== ENTRADAS PROPORCIONADAS ==
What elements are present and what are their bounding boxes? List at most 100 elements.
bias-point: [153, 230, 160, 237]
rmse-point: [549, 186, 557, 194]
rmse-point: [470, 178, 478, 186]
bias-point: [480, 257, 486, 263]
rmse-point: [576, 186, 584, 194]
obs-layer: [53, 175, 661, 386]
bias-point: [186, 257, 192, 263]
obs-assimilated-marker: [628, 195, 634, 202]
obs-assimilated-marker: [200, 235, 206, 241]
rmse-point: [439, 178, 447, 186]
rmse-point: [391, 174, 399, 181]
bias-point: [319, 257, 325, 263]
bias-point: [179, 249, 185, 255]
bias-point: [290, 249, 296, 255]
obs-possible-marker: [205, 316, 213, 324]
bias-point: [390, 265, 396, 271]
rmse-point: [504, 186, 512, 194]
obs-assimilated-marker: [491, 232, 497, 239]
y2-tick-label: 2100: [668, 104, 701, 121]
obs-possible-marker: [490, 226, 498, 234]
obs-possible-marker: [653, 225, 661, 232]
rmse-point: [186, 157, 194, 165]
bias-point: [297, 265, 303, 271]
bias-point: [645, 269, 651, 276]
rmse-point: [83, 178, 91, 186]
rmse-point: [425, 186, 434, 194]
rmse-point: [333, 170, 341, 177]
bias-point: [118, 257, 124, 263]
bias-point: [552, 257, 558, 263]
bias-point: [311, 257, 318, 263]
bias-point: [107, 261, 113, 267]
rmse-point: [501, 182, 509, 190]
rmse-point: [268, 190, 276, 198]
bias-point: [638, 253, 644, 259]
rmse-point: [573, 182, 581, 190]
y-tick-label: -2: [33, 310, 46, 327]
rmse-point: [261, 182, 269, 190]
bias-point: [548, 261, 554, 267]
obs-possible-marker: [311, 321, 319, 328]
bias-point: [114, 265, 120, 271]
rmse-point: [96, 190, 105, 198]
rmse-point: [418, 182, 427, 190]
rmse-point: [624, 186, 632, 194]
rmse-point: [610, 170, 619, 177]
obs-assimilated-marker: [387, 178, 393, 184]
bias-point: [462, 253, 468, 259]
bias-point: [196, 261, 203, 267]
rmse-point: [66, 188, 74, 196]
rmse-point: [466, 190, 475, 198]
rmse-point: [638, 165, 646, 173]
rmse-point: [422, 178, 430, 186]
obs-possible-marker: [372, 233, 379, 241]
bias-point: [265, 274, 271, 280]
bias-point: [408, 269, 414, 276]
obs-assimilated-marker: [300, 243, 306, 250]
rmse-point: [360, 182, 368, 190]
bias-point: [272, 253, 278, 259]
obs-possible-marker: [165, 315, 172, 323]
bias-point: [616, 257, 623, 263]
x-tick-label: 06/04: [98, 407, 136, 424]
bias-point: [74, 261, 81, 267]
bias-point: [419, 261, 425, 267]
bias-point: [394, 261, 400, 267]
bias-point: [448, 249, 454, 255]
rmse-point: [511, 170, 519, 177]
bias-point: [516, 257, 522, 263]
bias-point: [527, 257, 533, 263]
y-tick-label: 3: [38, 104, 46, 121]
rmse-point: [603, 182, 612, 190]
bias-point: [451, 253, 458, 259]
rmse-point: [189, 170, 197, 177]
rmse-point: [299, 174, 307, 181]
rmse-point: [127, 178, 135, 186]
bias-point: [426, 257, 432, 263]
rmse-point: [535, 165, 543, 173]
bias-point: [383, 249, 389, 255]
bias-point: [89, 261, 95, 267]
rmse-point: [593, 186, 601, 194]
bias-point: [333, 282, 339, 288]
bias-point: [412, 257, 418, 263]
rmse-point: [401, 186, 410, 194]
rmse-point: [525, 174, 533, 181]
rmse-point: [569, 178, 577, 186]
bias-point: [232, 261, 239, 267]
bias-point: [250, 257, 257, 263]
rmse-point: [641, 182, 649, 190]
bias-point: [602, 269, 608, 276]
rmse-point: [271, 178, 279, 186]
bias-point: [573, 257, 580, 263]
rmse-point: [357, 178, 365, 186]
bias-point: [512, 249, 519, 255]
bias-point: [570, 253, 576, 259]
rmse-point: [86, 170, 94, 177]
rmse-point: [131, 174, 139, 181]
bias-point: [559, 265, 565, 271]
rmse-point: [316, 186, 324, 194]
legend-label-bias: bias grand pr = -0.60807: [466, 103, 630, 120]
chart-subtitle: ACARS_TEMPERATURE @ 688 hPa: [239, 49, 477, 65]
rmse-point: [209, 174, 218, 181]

== INDICACIONES Y REQUISITOS ==
¿Qué líneas de las entradas de arriba contienen la cadena "tick", distinguiendo mayúsculas de minúsculas? Fíltralas y cópialas completas.

== RESPUESTA ESCRITA ==
y2-tick-label: 2100: [668, 104, 701, 121]
y-tick-label: -2: [33, 310, 46, 327]
x-tick-label: 06/04: [98, 407, 136, 424]
y-tick-label: 3: [38, 104, 46, 121]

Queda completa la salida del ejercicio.